### [Your instructions]
Read through the records below and copy each line that uses the word "true".

======== Data to process ========

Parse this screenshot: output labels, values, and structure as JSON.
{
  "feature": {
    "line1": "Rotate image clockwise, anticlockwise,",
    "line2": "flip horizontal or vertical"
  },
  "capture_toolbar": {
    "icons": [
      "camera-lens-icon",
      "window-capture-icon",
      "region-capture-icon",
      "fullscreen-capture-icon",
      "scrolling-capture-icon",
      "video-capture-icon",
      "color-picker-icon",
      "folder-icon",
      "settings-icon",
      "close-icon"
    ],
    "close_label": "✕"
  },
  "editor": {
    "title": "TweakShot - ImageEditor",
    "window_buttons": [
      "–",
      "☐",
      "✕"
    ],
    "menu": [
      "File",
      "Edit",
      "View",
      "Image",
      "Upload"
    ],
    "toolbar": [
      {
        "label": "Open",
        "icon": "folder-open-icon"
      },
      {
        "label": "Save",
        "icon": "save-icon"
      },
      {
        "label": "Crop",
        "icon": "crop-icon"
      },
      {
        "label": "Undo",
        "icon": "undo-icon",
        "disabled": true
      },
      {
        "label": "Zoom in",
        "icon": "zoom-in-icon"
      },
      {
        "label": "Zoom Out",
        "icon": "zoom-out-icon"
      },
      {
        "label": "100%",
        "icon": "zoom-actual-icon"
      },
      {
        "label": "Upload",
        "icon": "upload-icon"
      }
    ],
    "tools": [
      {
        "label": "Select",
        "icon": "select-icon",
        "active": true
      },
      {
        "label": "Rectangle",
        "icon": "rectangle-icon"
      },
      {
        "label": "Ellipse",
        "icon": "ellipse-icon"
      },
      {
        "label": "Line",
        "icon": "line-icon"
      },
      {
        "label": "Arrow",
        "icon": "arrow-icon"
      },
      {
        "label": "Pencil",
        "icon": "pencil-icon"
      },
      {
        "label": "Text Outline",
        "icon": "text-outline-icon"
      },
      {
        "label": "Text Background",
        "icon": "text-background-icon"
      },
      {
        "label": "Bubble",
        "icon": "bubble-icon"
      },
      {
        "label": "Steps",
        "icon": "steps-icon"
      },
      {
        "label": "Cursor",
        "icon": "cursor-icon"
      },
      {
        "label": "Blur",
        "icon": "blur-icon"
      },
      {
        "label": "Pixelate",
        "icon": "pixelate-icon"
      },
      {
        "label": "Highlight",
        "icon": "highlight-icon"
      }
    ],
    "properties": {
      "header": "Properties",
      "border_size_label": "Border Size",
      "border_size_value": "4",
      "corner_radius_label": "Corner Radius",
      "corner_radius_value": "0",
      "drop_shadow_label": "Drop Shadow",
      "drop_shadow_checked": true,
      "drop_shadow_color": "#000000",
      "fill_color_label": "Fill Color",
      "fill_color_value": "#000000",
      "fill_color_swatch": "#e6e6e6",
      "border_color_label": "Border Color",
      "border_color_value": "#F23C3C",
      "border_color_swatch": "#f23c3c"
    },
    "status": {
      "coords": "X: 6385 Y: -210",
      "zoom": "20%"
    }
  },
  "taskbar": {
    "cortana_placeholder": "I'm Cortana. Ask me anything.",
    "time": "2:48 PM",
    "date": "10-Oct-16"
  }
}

========

### [Correct output]
        "disabled": true
        "active": true
      "drop_shadow_checked": true,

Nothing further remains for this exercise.